*OBJECTIVE*: Output every record below exactly as it appears.

(Structured figure records)
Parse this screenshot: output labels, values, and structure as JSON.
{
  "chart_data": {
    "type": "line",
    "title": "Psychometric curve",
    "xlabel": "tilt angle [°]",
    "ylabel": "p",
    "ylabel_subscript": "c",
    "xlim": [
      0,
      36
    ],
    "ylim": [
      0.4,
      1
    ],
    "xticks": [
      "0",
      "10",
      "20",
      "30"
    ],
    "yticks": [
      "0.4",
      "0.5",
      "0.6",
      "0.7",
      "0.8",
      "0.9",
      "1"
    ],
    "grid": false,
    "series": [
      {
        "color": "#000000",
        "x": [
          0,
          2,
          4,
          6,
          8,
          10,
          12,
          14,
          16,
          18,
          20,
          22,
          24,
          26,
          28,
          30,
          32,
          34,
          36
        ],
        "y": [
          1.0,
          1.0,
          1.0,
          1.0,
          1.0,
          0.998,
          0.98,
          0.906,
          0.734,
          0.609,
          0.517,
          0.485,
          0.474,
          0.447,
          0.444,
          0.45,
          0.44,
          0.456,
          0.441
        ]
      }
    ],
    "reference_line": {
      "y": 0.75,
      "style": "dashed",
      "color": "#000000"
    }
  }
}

*SOLVED EXERCISE*:
Parse this screenshot: output labels, values, and structure as JSON.
{
  "chart_data": {
    "type": "line",
    "title": "Psychometric curve",
    "xlabel": "tilt angle [°]",
    "ylabel": "p",
    "ylabel_subscript": "c",
    "xlim": [
      0,
      36
    ],
    "ylim": [
      0.4,
      1
    ],
    "xticks": [
      "0",
      "10",
      "20",
      "30"
    ],
    "yticks": [
      "0.4",
      "0.5",
      "0.6",
      "0.7",
      "0.8",
      "0.9",
      "1"
    ],
    "grid": false,
    "series": [
      {
        "color": "#000000",
        "x": [
          0,
          2,
          4,
          6,
          8,
          10,
          12,
          14,
          16,
          18,
          20,
          22,
          24,
          26,
          28,
          30,
          32,
          34,
          36
        ],
        "y": [
          1.0,
          1.0,
          1.0,
          1.0,
          1.0,
          0.998,
          0.98,
          0.906,
          0.734,
          0.609,
          0.517,
          0.485,
          0.474,
          0.447,
          0.444,
          0.45,
          0.44,
          0.456,
          0.441
        ]
      }
    ],
    "reference_line": {
      "y": 0.75,
      "style": "dashed",
      "color": "#000000"
    }
  }
}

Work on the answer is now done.